[Problem description]:
Pick out the lines containing "JSON".

[Exercise data]:

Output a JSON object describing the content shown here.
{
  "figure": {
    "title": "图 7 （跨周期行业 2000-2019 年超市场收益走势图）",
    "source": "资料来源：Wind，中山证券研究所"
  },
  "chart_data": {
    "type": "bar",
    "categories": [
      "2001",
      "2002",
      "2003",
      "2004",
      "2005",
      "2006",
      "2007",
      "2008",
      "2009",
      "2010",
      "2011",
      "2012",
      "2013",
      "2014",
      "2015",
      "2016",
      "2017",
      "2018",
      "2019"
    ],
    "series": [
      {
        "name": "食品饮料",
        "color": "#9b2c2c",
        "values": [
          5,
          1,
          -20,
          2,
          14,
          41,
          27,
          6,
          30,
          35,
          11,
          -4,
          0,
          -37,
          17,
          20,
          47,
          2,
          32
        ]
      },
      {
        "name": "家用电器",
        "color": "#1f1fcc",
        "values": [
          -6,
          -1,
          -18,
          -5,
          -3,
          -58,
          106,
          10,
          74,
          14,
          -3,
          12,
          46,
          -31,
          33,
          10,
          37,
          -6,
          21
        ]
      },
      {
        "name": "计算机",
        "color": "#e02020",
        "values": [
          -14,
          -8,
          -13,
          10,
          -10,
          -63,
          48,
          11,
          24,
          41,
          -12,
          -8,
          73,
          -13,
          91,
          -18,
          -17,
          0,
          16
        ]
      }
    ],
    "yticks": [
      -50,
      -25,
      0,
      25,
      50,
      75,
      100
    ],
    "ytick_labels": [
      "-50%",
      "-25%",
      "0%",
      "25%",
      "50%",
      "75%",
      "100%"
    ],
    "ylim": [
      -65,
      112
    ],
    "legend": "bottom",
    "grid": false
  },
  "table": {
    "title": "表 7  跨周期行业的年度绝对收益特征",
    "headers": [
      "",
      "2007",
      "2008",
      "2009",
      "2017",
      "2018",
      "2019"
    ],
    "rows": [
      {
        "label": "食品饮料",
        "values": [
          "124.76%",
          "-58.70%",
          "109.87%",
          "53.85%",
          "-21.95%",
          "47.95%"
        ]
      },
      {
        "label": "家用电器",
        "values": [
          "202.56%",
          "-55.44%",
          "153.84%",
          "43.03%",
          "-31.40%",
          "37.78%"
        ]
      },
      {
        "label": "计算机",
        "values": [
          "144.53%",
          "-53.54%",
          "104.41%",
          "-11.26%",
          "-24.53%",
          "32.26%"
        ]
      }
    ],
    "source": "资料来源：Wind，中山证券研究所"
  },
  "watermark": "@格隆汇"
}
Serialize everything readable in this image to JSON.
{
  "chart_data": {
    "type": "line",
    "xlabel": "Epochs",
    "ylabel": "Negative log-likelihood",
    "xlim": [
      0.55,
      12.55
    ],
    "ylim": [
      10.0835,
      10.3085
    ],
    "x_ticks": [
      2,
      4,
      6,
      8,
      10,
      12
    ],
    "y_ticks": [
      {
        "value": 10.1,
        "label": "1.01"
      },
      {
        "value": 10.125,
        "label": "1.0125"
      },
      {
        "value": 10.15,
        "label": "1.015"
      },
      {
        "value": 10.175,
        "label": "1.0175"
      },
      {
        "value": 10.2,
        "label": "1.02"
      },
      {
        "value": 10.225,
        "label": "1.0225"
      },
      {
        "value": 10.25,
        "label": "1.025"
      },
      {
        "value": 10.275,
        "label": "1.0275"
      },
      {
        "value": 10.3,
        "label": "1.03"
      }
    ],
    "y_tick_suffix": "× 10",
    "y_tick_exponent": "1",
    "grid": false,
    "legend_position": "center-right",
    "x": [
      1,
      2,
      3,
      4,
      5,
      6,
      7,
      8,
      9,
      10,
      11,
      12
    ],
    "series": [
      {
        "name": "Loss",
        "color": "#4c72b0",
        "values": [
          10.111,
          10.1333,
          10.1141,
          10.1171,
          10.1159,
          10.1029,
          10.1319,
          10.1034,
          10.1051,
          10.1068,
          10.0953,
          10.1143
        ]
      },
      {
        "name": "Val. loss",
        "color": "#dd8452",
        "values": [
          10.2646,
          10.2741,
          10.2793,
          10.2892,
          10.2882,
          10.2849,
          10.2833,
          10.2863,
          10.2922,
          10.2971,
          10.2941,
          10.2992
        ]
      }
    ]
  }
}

[Solved problem]:
Output a JSON object describing the content shown here.
Serialize everything readable in this image to JSON.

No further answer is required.